Saved entries:
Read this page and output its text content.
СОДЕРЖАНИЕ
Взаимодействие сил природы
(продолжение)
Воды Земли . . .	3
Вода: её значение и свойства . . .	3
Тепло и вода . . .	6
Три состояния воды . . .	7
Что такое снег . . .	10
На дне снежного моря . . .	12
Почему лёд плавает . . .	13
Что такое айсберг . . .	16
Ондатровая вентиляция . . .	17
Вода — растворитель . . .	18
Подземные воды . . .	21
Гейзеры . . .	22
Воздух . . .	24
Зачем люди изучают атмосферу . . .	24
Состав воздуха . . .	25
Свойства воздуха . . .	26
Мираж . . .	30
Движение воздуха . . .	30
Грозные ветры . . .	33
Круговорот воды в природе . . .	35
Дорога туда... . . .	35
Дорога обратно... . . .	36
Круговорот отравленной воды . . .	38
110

### Problem statement
Only the number is wanted: how many lines of the material contain the word "Круговорот"?

### Written solution
2